» **EXTRACTED INFORMATION**:
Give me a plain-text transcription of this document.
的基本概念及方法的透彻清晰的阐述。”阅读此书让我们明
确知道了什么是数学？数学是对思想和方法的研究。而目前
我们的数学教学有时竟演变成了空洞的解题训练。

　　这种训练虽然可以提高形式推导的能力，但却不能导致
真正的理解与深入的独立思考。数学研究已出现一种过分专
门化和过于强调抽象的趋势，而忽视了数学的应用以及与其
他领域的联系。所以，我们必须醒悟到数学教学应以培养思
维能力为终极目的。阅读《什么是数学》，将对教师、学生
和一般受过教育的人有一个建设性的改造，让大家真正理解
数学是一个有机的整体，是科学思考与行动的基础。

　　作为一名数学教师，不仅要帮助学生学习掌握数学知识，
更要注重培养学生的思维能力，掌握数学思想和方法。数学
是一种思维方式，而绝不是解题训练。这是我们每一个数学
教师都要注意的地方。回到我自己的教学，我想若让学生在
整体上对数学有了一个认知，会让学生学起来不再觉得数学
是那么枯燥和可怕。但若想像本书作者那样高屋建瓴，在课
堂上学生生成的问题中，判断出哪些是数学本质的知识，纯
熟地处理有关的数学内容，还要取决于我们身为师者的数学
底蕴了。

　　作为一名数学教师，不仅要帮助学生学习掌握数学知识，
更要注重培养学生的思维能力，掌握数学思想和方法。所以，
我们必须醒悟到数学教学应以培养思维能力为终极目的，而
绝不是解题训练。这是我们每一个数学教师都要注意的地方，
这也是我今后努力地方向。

» **TASK BRIEF**: Retype the material in full, character for character.

» **SOLUTION**:
Give me a plain-text transcription of this document.
的基本概念及方法的透彻清晰的阐述。”阅读此书让我们明
确知道了什么是数学？数学是对思想和方法的研究。而目前
我们的数学教学有时竟演变成了空洞的解题训练。

　　这种训练虽然可以提高形式推导的能力，但却不能导致
真正的理解与深入的独立思考。数学研究已出现一种过分专
门化和过于强调抽象的趋势，而忽视了数学的应用以及与其
他领域的联系。所以，我们必须醒悟到数学教学应以培养思
维能力为终极目的。阅读《什么是数学》，将对教师、学生
和一般受过教育的人有一个建设性的改造，让大家真正理解
数学是一个有机的整体，是科学思考与行动的基础。

　　作为一名数学教师，不仅要帮助学生学习掌握数学知识，
更要注重培养学生的思维能力，掌握数学思想和方法。数学
是一种思维方式，而绝不是解题训练。这是我们每一个数学
教师都要注意的地方。回到我自己的教学，我想若让学生在
整体上对数学有了一个认知，会让学生学起来不再觉得数学
是那么枯燥和可怕。但若想像本书作者那样高屋建瓴，在课
堂上学生生成的问题中，判断出哪些是数学本质的知识，纯
熟地处理有关的数学内容，还要取决于我们身为师者的数学
底蕴了。

　　作为一名数学教师，不仅要帮助学生学习掌握数学知识，
更要注重培养学生的思维能力，掌握数学思想和方法。所以，
我们必须醒悟到数学教学应以培养思维能力为终极目的，而
绝不是解题训练。这是我们每一个数学教师都要注意的地方，
这也是我今后努力地方向。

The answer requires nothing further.